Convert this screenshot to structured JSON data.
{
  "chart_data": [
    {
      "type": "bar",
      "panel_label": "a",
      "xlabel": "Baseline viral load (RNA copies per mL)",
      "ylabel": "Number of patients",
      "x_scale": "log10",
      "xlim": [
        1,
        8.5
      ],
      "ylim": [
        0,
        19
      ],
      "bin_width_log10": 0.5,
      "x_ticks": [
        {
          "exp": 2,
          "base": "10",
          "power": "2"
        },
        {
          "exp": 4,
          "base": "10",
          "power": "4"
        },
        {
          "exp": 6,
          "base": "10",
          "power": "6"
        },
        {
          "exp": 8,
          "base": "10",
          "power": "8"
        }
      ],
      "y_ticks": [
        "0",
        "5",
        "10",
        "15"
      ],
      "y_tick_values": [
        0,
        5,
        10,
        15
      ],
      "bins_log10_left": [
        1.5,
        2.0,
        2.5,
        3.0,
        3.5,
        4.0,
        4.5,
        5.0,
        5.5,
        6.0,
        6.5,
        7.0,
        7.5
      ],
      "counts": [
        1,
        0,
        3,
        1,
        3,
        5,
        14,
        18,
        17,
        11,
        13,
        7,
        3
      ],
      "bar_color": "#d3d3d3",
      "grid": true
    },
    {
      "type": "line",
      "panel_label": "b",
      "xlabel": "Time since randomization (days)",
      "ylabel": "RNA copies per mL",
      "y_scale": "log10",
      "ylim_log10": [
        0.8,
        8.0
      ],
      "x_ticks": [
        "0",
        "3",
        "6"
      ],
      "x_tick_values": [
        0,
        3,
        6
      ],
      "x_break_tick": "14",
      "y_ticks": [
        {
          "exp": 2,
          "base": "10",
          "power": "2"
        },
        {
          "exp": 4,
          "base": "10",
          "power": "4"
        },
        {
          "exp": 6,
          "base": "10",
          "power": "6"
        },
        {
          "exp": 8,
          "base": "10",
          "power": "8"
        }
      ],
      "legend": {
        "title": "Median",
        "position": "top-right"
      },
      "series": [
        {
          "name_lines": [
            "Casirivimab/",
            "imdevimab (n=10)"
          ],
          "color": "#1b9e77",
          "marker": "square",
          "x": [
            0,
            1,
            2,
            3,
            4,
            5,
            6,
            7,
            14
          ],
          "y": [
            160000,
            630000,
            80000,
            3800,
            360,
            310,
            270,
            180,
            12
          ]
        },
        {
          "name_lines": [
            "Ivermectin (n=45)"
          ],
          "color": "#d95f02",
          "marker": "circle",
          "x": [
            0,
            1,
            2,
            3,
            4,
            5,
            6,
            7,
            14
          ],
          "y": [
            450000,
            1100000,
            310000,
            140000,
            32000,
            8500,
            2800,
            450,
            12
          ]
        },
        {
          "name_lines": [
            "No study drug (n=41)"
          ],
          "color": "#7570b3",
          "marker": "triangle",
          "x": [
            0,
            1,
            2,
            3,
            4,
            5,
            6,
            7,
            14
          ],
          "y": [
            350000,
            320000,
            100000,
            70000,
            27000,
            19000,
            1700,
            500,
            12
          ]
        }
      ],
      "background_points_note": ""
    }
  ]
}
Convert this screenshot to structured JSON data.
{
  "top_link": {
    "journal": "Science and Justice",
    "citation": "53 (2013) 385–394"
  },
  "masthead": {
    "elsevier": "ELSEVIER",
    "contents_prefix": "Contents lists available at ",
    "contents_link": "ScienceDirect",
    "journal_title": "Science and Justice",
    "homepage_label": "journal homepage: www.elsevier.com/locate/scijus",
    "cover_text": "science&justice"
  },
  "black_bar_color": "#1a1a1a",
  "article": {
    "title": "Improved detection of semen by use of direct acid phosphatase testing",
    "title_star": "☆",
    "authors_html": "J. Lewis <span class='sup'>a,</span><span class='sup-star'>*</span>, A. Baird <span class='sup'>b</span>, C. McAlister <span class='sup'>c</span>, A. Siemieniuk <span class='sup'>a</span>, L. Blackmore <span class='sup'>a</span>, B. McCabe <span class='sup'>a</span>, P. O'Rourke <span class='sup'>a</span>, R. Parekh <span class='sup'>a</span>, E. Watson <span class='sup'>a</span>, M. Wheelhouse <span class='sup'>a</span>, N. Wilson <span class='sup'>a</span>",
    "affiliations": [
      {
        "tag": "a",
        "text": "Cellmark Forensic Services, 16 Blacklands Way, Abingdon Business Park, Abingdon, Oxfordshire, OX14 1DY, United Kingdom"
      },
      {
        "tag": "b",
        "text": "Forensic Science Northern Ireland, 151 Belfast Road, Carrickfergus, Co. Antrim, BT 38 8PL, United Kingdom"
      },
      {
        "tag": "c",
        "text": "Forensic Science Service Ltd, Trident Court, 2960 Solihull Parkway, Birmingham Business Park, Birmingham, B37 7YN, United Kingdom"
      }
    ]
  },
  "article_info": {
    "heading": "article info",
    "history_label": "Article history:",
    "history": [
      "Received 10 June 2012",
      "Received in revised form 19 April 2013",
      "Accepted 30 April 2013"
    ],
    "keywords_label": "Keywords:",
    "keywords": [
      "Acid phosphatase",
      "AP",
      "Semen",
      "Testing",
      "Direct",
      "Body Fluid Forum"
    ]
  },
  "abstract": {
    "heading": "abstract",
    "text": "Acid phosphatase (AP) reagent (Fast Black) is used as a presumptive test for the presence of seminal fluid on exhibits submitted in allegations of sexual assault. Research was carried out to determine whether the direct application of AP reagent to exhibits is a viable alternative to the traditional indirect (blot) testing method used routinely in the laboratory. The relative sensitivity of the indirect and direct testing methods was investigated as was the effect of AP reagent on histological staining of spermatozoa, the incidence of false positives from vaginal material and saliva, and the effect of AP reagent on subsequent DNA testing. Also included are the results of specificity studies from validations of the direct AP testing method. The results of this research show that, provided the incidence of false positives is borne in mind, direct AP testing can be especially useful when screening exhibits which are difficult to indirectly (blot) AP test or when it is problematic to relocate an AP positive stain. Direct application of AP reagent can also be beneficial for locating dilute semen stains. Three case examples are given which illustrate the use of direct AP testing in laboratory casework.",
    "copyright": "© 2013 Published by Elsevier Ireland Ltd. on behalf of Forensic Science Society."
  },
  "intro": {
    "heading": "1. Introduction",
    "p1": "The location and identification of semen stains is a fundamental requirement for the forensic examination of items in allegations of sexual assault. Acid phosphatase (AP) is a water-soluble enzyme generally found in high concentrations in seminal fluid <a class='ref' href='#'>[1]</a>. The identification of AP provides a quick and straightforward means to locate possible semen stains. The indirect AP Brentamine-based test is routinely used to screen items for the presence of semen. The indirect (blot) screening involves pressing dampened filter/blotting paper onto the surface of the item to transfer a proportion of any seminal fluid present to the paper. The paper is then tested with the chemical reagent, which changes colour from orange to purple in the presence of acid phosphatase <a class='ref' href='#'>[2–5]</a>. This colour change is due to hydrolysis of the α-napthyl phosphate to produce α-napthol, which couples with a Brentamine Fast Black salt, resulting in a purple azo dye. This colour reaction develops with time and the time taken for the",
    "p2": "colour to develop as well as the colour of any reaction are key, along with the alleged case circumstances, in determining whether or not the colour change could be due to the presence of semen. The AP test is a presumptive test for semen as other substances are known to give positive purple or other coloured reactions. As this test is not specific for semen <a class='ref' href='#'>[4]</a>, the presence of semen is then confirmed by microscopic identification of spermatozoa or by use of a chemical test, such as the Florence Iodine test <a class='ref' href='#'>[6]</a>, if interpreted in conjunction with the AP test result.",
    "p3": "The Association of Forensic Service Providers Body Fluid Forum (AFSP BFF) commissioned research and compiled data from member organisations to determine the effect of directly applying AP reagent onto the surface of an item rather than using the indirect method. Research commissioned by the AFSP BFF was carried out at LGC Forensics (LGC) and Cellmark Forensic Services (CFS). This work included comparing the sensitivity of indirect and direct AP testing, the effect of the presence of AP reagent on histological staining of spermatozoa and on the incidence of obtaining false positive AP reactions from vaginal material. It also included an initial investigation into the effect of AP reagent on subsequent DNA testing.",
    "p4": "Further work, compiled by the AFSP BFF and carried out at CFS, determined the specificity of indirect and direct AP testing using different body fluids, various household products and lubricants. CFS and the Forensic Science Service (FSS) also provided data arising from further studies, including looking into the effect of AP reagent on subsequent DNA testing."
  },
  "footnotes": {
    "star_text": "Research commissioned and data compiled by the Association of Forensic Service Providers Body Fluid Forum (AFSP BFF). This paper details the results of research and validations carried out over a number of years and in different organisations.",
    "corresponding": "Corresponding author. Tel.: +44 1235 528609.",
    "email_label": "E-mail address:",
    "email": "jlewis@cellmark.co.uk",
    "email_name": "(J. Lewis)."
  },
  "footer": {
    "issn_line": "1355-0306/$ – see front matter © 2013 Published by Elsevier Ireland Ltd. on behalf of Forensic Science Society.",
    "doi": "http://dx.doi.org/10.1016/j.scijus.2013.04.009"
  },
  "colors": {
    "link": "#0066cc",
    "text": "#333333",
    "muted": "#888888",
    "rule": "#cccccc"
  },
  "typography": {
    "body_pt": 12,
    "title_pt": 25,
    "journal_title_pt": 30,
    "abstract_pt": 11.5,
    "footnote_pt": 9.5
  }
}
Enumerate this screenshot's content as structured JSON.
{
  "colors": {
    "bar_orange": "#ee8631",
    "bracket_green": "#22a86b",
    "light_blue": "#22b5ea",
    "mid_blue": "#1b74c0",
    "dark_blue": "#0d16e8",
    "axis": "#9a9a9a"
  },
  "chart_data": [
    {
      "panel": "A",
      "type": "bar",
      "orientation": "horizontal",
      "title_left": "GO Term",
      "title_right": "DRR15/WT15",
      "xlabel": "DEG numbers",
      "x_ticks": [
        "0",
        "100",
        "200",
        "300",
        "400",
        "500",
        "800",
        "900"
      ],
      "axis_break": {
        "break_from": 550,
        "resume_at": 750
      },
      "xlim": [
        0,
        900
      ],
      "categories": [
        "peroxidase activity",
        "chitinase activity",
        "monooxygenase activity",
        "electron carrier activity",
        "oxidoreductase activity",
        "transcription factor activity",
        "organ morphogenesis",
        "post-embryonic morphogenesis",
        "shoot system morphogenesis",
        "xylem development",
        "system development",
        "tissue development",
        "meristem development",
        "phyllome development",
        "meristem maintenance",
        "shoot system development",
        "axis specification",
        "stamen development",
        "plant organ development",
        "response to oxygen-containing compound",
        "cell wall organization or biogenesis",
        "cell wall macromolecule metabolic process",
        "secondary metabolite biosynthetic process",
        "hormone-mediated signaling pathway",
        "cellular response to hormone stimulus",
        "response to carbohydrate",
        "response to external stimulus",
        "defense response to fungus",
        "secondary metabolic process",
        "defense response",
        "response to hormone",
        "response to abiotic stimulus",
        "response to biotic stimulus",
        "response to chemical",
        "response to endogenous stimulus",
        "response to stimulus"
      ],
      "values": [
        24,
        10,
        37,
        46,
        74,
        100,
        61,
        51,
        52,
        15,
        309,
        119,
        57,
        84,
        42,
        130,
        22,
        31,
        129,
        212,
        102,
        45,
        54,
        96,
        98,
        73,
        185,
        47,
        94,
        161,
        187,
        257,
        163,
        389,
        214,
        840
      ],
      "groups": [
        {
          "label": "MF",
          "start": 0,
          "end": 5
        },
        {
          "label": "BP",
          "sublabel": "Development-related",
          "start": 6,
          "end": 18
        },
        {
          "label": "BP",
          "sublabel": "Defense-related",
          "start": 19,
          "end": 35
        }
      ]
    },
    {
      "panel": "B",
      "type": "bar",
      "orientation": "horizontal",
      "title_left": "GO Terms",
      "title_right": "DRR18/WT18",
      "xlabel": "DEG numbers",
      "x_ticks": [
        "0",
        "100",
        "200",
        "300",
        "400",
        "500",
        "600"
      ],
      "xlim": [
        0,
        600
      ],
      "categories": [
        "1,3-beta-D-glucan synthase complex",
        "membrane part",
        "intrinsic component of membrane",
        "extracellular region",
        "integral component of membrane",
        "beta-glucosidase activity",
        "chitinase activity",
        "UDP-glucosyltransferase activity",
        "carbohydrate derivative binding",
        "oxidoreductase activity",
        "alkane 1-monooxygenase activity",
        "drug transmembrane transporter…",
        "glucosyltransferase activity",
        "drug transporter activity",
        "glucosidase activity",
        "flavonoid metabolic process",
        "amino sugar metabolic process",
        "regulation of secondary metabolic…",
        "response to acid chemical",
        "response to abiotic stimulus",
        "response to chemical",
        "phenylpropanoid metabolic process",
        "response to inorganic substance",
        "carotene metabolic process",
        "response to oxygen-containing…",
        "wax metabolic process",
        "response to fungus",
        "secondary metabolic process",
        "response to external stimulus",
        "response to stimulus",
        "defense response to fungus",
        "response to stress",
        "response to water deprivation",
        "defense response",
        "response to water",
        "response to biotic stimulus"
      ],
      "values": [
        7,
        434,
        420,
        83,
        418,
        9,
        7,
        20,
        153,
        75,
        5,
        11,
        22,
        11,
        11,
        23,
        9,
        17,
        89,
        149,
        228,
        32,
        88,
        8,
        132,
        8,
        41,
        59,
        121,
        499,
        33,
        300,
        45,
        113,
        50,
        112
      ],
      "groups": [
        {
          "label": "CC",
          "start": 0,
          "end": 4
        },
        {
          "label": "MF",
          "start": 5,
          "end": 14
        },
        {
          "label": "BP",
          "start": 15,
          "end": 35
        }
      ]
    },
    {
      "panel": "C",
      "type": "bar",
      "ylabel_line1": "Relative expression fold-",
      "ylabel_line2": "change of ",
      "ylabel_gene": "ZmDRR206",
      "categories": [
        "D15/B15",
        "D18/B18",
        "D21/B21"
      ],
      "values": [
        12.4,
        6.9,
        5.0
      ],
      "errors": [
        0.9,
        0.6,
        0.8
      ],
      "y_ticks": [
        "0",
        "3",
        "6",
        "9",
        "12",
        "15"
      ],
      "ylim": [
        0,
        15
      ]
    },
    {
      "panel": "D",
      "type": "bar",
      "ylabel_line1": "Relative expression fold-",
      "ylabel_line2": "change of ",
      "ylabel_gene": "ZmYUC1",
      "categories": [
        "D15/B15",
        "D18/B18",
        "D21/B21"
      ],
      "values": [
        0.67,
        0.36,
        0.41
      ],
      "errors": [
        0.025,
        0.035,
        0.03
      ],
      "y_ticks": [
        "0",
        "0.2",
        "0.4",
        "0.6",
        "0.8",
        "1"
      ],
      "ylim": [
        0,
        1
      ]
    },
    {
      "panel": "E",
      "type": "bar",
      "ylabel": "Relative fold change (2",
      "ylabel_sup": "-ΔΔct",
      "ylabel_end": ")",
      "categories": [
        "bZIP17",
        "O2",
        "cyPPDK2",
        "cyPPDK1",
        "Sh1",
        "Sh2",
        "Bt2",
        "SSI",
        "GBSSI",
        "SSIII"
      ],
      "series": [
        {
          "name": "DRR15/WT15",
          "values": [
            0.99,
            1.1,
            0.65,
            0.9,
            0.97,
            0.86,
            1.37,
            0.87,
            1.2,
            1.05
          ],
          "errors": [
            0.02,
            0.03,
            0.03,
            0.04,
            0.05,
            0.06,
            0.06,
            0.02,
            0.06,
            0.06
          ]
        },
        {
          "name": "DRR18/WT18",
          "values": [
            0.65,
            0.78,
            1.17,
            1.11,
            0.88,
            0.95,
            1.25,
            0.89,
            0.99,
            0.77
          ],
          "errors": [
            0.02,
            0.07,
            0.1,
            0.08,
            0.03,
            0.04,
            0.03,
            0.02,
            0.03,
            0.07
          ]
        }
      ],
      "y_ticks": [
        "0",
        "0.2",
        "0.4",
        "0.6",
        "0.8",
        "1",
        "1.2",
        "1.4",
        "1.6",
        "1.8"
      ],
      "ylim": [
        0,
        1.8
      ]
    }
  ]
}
================
What you need to do:
Only the lines of the data holding the string "drug" are wanted; copy each of them.

Answer section:
            "No study drug (n=41)"
        "drug transmembrane transporter…",
        "drug transporter activity",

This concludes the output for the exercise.